----- DATASET ROWS -----

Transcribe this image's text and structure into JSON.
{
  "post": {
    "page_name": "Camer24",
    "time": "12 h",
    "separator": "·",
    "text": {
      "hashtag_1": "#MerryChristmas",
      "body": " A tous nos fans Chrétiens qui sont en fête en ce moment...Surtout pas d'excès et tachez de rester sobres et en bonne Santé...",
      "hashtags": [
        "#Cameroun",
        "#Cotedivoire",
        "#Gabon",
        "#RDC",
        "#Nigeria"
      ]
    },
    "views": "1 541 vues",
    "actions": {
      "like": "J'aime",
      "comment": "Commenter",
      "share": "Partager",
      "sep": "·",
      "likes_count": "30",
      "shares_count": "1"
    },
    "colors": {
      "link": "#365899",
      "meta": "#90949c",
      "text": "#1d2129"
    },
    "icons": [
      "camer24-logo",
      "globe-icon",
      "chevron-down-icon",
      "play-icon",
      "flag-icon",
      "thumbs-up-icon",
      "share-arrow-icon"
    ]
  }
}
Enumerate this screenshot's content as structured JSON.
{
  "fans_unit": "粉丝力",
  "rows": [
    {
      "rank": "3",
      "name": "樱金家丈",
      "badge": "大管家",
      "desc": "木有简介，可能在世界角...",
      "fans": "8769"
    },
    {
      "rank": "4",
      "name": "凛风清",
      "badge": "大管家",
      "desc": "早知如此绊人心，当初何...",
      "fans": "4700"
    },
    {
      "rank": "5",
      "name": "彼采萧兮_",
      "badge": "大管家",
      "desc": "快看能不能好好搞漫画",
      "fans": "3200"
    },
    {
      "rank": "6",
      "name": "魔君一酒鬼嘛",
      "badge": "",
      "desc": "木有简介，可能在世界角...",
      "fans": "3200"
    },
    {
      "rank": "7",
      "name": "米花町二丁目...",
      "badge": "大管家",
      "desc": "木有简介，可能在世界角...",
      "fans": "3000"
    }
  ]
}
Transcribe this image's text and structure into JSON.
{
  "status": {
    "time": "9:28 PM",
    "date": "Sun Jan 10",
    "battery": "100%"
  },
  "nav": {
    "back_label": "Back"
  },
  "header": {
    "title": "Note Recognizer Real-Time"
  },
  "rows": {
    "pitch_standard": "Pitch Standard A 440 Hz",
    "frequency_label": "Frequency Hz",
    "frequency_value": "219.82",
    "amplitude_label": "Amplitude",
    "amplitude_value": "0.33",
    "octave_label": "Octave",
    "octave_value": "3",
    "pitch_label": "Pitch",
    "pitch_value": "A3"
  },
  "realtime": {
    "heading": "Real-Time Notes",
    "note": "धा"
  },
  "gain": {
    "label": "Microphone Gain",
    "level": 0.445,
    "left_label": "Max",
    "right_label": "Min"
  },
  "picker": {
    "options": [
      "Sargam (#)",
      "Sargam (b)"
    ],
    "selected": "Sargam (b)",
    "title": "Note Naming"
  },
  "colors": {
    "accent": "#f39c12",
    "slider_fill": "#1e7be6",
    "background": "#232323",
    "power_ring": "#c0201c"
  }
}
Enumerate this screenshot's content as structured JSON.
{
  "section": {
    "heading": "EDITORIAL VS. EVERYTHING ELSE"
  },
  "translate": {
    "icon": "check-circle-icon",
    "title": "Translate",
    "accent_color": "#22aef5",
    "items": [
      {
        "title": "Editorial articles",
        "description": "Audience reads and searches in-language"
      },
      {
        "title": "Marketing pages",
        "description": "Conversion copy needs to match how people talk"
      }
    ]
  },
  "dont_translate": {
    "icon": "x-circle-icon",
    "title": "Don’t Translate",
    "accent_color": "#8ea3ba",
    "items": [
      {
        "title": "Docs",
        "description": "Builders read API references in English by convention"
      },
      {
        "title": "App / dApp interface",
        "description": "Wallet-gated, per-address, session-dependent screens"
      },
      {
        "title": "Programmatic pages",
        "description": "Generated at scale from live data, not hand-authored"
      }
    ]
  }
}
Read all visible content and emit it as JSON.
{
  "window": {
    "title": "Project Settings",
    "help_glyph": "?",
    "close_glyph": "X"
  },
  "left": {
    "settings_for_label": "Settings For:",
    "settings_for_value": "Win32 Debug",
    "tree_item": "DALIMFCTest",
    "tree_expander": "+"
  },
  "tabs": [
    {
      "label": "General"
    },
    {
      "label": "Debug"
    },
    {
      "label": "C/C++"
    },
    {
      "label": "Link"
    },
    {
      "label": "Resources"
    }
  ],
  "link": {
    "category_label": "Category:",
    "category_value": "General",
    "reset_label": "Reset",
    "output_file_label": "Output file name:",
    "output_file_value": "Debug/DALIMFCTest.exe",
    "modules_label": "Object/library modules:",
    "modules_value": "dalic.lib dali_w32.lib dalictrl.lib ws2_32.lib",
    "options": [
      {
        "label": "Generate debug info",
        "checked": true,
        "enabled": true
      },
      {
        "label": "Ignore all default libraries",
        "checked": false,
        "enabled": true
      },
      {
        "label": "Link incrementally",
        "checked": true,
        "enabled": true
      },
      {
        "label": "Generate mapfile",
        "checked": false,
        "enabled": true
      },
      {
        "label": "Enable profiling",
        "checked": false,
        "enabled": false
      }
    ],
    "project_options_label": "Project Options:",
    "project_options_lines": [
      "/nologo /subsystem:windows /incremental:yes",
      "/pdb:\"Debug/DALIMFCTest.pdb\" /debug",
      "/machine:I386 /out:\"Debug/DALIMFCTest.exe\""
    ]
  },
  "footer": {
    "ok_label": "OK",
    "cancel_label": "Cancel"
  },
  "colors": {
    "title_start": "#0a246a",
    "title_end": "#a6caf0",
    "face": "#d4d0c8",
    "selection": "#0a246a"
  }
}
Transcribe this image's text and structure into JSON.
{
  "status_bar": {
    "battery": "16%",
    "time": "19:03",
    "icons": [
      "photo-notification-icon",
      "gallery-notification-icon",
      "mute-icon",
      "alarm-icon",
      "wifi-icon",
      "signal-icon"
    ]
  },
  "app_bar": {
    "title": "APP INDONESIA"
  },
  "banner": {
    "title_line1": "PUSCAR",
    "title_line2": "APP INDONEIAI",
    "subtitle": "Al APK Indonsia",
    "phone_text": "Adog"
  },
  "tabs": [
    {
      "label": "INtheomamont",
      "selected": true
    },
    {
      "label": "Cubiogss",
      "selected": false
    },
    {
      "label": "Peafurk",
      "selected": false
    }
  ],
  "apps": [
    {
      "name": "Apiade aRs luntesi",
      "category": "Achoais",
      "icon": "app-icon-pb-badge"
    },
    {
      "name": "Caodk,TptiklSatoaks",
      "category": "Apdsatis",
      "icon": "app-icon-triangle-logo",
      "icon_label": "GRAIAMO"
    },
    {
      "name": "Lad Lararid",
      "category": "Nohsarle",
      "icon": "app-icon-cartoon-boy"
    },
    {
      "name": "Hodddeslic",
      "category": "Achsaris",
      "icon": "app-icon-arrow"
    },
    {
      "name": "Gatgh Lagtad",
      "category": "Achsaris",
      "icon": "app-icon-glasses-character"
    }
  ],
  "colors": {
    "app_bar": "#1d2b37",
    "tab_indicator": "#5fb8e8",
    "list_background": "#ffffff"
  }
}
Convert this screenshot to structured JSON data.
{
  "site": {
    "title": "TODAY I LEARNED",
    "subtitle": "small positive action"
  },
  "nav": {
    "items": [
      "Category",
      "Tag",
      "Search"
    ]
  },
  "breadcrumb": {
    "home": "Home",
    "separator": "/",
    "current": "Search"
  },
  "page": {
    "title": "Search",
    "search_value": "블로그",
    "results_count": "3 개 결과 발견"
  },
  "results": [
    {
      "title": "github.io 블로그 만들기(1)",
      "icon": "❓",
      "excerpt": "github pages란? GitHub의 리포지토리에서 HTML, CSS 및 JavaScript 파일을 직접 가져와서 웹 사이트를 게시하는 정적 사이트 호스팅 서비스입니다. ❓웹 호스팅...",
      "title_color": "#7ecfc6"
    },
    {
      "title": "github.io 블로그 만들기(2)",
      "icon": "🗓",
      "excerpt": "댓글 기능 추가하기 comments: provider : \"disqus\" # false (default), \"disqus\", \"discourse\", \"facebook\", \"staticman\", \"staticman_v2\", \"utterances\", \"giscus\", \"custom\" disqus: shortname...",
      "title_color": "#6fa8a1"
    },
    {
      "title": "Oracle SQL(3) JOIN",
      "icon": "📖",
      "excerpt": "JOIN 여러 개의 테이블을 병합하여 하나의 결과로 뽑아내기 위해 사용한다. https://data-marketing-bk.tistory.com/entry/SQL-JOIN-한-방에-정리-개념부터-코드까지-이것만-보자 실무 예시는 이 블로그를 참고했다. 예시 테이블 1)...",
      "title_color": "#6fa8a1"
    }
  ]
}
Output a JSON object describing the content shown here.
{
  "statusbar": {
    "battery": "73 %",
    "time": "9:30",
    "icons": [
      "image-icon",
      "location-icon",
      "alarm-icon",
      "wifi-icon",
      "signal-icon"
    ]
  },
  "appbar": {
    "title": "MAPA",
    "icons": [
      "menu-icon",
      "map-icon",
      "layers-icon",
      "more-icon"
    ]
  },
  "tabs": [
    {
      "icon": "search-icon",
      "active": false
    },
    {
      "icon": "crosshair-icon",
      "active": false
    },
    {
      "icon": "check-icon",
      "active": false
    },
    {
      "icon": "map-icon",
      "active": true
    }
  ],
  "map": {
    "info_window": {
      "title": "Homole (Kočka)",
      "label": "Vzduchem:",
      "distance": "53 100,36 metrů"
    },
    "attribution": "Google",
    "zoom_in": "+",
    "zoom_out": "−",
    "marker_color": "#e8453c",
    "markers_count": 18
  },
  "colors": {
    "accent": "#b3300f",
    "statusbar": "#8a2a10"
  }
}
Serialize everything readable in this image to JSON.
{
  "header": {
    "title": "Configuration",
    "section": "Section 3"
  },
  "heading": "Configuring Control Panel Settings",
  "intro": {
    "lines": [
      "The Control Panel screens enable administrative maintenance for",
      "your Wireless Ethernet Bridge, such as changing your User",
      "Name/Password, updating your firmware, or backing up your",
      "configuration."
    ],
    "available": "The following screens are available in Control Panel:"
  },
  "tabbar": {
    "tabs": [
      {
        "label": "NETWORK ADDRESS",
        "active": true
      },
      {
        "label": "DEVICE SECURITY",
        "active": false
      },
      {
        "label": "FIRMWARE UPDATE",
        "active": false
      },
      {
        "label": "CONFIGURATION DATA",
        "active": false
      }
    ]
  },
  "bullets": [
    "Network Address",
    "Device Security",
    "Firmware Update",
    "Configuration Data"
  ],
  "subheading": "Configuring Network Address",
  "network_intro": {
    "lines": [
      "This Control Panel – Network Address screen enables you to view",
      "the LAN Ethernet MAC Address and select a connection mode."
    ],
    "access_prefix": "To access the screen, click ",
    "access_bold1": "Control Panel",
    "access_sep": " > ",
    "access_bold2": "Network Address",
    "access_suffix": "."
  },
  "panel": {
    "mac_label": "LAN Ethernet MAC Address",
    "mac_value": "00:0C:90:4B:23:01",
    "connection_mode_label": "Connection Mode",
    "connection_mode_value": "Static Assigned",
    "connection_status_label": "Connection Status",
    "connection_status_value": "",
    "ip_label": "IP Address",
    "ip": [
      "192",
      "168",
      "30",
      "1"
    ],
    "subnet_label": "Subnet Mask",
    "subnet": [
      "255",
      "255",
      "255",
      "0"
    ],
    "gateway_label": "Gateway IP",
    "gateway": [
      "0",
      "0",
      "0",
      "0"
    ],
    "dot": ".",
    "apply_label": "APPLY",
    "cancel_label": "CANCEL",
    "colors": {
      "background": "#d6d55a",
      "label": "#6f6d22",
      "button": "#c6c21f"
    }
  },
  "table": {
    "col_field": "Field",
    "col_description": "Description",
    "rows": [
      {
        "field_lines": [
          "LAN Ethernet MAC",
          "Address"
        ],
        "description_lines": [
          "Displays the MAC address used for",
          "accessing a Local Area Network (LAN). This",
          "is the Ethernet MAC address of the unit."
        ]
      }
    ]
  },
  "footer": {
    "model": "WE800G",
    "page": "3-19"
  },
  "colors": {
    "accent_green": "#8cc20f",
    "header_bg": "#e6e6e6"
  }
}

-----

■ TASK DETAILS: Select and copy every line of the listing with the word "Ethernet".

■ RESPONSE FOR THIS EXERCISE:
      "your Wireless Ethernet Bridge, such as changing your User",
      "the LAN Ethernet MAC Address and select a connection mode."
    "mac_label": "LAN Ethernet MAC Address",
          "LAN Ethernet MAC",
          "is the Ethernet MAC address of the unit."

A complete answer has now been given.